▶ **DATASET ROWS**:
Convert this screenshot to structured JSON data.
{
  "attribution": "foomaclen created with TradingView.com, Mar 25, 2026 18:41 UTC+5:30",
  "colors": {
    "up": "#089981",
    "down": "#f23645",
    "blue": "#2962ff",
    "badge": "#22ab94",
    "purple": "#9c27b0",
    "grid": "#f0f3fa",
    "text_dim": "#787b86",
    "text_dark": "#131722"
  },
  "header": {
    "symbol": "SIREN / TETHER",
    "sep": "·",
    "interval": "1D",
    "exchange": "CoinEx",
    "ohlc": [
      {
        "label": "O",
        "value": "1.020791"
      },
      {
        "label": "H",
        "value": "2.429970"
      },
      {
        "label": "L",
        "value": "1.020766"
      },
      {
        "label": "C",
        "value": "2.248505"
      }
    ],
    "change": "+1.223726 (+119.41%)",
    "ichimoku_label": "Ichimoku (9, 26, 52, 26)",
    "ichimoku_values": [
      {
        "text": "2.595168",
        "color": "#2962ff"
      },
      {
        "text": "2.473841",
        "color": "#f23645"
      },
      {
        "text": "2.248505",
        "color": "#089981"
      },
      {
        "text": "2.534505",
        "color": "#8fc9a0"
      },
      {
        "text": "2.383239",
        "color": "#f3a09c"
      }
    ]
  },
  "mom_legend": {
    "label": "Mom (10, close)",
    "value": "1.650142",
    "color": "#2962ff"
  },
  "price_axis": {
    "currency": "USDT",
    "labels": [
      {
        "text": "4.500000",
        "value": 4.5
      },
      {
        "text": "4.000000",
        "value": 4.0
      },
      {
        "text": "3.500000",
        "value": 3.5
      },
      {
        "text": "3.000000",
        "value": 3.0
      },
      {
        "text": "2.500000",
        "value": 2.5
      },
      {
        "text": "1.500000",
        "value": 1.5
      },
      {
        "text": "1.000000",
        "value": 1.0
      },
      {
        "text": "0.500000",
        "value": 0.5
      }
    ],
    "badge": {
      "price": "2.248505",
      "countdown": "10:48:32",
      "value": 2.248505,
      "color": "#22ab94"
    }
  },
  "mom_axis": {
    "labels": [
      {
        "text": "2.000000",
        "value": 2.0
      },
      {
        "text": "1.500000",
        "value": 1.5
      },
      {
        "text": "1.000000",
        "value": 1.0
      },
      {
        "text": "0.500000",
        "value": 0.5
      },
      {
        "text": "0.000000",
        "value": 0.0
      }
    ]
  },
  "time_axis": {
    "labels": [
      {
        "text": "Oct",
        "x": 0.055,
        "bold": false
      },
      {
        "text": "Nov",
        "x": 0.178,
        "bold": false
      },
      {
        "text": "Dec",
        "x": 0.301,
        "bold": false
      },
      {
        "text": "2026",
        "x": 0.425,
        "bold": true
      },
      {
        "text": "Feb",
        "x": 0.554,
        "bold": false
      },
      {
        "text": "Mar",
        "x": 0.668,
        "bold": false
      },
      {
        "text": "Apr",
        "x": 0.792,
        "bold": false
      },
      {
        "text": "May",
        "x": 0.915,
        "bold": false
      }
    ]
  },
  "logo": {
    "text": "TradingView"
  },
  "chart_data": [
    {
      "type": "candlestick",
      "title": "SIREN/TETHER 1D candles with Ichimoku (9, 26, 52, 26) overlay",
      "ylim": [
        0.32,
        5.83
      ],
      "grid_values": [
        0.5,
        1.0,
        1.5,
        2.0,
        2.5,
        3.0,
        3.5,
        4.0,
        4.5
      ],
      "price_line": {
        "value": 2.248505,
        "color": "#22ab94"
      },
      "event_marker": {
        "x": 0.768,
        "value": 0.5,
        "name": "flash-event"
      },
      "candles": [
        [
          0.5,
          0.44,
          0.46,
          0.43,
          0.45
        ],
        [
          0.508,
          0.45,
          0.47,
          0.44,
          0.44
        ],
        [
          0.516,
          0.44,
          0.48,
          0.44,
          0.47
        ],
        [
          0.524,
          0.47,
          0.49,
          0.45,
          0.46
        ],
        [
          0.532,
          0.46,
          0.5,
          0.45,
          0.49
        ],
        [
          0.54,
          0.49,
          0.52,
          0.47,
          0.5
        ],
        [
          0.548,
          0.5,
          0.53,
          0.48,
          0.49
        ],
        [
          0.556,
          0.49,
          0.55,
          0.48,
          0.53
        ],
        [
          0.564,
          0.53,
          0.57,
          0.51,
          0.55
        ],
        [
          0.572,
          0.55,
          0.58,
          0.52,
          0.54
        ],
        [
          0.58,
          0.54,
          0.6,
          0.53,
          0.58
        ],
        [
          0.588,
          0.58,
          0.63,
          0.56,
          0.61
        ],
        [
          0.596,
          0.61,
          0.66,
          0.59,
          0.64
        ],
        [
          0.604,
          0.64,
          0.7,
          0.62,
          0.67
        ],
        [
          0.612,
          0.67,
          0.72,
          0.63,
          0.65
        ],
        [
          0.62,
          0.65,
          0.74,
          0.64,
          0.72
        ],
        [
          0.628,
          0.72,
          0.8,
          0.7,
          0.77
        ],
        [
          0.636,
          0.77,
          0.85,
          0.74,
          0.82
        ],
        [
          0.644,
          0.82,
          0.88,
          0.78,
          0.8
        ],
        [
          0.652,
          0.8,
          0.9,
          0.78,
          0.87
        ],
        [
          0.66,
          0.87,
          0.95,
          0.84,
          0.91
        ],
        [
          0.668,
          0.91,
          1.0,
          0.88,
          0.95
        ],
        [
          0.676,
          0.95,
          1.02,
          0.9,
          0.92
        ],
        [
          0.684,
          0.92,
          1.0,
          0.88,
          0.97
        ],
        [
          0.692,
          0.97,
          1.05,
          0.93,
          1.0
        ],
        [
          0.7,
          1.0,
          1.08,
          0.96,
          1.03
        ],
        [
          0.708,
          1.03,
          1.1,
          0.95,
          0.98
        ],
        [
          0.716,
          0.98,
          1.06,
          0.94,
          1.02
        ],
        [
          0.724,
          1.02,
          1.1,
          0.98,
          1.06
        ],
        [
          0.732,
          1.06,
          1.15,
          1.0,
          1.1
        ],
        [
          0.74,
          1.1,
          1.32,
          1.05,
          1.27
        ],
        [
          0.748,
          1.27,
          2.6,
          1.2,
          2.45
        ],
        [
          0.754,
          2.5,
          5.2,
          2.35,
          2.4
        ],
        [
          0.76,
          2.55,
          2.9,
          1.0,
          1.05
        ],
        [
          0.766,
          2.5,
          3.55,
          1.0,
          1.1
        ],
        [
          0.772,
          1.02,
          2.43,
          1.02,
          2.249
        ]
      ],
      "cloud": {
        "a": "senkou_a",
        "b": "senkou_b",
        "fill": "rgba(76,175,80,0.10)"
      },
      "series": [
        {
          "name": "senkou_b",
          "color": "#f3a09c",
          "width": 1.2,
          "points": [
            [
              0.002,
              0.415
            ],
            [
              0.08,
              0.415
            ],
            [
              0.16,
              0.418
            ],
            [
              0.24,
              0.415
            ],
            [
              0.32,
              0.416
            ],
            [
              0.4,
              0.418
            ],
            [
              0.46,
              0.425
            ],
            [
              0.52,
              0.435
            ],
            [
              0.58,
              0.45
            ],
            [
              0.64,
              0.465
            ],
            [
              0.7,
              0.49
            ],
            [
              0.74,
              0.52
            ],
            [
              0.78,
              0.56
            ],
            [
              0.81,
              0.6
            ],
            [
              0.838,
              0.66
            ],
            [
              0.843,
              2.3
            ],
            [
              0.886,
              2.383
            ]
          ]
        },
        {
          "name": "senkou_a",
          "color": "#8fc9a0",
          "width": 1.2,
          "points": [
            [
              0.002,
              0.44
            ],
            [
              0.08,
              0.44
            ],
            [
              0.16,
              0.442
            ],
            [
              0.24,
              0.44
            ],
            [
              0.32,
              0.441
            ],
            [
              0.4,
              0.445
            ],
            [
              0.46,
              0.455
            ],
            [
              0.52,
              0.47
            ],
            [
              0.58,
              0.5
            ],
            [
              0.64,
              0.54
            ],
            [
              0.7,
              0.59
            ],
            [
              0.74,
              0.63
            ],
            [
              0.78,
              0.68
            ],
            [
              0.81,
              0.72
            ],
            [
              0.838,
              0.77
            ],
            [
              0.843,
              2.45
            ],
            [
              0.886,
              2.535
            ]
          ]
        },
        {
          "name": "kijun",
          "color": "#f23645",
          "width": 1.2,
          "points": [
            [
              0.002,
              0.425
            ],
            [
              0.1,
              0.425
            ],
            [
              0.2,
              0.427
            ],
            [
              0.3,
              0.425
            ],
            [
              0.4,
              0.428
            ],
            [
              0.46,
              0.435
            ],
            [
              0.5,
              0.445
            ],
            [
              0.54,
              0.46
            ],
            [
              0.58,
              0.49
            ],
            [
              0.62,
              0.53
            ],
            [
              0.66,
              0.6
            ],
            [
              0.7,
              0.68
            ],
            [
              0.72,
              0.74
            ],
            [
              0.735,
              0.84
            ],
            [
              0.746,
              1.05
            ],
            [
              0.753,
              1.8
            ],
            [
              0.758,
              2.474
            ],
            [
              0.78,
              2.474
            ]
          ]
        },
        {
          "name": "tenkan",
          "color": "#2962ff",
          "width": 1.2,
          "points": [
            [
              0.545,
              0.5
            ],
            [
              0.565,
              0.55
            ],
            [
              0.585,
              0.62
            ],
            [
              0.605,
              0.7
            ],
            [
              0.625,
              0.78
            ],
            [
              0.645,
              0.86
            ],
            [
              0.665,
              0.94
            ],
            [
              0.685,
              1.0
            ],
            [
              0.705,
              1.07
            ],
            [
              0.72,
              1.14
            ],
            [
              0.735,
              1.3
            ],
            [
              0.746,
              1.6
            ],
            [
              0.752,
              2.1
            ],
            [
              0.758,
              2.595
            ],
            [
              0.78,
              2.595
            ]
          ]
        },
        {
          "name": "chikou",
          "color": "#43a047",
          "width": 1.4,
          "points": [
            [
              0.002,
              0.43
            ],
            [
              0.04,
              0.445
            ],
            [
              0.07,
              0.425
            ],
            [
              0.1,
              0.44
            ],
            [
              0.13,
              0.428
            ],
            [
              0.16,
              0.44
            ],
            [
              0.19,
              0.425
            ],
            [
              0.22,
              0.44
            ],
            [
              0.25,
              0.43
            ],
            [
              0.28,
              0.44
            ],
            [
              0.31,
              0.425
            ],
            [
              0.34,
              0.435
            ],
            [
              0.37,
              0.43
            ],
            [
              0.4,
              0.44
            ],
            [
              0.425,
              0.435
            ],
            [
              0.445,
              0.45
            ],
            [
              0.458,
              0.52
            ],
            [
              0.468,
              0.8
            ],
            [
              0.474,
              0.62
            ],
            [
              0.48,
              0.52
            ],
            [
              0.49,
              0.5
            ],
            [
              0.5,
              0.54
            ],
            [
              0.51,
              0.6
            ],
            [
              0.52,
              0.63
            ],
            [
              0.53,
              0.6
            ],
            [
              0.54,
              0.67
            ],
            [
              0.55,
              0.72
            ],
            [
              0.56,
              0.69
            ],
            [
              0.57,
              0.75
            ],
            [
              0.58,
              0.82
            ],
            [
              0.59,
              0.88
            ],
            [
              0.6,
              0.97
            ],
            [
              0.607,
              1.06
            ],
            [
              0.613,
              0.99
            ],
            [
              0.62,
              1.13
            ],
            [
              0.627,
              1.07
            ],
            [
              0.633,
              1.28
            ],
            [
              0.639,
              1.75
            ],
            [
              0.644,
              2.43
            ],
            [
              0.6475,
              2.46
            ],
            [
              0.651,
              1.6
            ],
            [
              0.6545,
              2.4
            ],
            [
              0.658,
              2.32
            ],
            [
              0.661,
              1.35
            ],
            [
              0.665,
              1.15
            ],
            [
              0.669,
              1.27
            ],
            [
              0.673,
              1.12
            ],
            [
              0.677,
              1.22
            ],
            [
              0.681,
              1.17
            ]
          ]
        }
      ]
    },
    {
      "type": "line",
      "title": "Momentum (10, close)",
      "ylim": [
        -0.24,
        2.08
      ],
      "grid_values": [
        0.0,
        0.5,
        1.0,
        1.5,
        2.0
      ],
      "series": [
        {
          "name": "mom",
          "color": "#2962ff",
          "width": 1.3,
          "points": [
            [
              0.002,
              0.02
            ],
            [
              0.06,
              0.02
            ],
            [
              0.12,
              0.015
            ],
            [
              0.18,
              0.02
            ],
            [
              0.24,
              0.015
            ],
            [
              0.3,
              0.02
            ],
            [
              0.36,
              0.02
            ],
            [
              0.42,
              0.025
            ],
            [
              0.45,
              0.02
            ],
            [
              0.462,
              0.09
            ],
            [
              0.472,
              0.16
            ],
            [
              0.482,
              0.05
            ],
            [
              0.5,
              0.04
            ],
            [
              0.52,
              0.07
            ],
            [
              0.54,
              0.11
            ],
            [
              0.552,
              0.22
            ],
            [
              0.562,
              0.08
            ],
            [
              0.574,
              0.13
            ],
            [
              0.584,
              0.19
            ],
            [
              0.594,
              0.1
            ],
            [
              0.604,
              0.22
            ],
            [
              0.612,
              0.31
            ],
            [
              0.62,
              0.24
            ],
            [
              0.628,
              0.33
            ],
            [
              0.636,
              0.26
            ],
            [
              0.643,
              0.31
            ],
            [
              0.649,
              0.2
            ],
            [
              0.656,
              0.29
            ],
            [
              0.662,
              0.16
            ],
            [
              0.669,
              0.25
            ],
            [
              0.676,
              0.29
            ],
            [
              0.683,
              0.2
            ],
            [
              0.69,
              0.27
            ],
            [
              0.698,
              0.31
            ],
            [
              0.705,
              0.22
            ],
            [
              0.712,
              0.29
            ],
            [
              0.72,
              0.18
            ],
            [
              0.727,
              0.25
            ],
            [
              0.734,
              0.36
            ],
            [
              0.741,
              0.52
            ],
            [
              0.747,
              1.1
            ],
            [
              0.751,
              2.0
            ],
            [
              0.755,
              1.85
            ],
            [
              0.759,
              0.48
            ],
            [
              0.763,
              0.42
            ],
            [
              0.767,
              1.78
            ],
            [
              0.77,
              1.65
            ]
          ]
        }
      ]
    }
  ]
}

▶ **REQUIRED WORK**: Copy each line above containing the string "title".

▶ **TASK RESPONSE**:
      "title": "SIREN/TETHER 1D candles with Ichimoku (9, 26, 52, 26) overlay",
      "title": "Momentum (10, close)",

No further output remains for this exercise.